───── 文書本文 ─────

吉城郡国府町に関する民俗と民話の記録
どんな伝承か
岐阜県吉城郡国府町の大森きさの話。昔は翌日履くわらじを前の晩の夜なべに作った。その夜も清蔵はせっせとわらじを作り、「今晩はこの位でやめよう」と小便に立って外へ出ると、まだ向かいの家でトントンと藁を打つ音がする。「向いの広さはまんだ起きとるのか」と、また何足かのわらじを作って外へ出て見ると、また藁を打っている。負けるものかとわら仕事を続け、しばらくして外へ出るとまだ藁を打つ音がする。それを繰り返すうち夜が明け、よく見ると沢山のわらじを作っていた。朝、広さに「よんべは偉く頑張ったな」と言うと、「風邪気味で早う寝て藁仕事は休んだ」と言われ、目を白黒させた。須代山のむじなに化かされたのだという。
※伝承地の場所は必ずしも正確ではありません
出典の文献について
現代民話考 11 狸・むじな(松谷みよ子・現代民話考・1970年代~1980年代)
松谷みよ子『現代民話考 11 狸・むじな』を小話単位で全376話収録。狸・むじなにまつわる現代の民話・怪異譚(化かし・化け)を全国から採集し収録する。各話に採集地(都道府県・市区町村)と話者・回答者を可能な範囲で付す(県判明372話・市区町村判明317話、戦地や場所不明の話を含む)。原典は読者からの投稿・採訪に基づく現代民話の集成。

─────

取り組む課題
本文の「吉城郡国府町に関する民俗と民話の記録」から「現代民話考 11 狸・むじな(松谷みよ子・現代民話考・1970年代~1980年代)」までを両端も含めて書き出し、その際「夜なべ」を「夜業」に入れ替えてください。 本文だけを手がかりに答えてください。

───── データ抜粋 ─────

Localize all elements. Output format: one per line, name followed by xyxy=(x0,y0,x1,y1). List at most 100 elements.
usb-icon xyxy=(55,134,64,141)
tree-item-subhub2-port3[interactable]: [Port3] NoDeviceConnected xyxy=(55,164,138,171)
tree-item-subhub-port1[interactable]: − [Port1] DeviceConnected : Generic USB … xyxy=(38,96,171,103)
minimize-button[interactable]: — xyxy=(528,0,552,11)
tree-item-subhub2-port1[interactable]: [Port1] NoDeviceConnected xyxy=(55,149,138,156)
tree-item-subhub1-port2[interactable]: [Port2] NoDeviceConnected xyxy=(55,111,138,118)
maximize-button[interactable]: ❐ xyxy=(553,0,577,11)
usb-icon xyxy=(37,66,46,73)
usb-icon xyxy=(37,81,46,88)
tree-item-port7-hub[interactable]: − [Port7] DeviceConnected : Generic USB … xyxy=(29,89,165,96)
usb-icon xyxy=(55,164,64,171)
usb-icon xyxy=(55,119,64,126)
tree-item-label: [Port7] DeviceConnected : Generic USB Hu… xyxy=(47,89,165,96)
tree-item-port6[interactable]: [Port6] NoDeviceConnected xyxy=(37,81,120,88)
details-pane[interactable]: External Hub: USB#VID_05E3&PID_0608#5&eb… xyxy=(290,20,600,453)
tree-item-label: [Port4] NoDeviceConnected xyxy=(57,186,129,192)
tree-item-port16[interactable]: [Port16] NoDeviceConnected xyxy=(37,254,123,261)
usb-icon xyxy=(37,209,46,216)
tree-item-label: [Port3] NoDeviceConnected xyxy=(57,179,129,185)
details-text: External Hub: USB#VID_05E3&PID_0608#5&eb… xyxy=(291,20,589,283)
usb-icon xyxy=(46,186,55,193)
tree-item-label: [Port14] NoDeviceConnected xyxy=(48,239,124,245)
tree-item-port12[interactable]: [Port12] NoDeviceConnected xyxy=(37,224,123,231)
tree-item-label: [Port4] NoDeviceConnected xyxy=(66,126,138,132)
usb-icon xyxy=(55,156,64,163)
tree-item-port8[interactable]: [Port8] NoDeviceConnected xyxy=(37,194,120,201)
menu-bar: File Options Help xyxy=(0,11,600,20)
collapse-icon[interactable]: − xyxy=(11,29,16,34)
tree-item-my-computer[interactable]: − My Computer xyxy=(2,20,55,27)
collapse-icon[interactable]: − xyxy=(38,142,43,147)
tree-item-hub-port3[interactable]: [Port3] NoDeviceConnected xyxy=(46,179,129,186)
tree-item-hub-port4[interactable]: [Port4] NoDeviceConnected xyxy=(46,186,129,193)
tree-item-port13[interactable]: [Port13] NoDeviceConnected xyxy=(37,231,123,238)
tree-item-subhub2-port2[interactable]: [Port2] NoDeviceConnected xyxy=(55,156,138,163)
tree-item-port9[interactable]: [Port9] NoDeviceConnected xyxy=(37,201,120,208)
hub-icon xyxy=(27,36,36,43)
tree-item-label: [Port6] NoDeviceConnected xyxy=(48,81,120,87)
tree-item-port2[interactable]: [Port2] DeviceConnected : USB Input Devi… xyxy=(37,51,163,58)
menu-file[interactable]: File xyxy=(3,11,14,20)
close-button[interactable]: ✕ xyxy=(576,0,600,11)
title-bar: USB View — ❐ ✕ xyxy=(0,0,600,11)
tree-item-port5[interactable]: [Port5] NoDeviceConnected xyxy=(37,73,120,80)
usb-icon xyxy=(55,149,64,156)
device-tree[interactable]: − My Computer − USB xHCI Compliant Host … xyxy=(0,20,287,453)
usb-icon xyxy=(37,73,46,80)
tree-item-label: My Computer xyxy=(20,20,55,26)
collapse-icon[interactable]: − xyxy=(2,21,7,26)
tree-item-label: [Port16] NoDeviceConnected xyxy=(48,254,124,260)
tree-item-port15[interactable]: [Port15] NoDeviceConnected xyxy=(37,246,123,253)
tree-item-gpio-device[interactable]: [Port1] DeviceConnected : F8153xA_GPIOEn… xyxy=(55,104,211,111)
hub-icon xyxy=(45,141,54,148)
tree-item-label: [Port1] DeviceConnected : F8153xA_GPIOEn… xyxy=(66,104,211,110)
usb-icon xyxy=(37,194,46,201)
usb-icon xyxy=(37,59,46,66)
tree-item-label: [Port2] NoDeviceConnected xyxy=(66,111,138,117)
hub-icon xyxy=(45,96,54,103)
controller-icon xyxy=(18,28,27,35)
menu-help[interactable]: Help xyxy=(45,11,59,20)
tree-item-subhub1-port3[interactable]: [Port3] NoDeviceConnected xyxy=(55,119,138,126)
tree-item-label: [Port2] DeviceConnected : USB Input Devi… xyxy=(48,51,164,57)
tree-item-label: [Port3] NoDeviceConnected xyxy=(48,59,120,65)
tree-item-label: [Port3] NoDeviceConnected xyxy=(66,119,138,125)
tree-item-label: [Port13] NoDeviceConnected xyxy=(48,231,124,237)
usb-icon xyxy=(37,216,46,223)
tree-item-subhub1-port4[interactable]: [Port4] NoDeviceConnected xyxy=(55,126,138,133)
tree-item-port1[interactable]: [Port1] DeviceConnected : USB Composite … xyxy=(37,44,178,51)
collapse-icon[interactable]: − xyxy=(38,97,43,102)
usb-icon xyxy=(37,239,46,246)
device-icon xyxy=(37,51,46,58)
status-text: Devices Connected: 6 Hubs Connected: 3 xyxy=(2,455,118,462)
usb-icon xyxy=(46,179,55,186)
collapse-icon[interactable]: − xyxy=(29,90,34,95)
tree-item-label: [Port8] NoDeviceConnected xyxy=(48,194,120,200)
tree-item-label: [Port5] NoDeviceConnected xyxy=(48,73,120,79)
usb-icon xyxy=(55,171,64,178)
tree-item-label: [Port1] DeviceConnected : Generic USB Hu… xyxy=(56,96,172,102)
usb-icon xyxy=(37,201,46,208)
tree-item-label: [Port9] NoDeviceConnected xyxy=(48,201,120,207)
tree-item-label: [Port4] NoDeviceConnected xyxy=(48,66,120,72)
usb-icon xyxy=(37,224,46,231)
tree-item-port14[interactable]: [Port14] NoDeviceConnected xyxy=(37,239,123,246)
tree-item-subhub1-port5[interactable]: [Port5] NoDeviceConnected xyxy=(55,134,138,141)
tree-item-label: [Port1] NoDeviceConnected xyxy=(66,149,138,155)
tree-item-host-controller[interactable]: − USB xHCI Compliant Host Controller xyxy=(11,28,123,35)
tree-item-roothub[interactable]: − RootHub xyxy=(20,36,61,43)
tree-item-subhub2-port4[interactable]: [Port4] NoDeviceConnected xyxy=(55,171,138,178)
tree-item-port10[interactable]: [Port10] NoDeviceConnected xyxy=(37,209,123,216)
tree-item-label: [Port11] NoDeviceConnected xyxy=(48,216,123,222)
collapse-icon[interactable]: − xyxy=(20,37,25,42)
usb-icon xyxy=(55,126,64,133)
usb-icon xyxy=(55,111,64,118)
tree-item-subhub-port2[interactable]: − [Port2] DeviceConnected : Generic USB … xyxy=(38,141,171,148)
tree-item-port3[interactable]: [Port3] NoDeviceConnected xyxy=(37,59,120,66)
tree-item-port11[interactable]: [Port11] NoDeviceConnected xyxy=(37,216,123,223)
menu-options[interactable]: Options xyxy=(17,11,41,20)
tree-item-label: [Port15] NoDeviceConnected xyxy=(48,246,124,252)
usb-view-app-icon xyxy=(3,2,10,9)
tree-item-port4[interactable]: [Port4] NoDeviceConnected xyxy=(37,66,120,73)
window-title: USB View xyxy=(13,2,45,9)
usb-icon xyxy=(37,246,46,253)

─────

解答
吉城郡国府町に関する民俗と民話の記録
どんな伝承か
岐阜県吉城郡国府町の大森きさの話。昔は翌日履くわらじを前の晩の夜業に作った。その夜も清蔵はせっせとわらじを作り、「今晩はこの位でやめよう」と小便に立って外へ出ると、まだ向かいの家でトントンと藁を打つ音がする。「向いの広さはまんだ起きとるのか」と、また何足かのわらじを作って外へ出て見ると、また藁を打っている。負けるものかとわら仕事を続け、しばらくして外へ出るとまだ藁を打つ音がする。それを繰り返すうち夜が明け、よく見ると沢山のわらじを作っていた。朝、広さに「よんべは偉く頑張ったな」と言うと、「風邪気味で早う寝て藁仕事は休んだ」と言われ、目を白黒させた。須代山のむじなに化かされたのだという。
※伝承地の場所は必ずしも正確ではありません
出典の文献について
現代民話考 11 狸・むじな(松谷みよ子・現代民話考・1970年代~1980年代)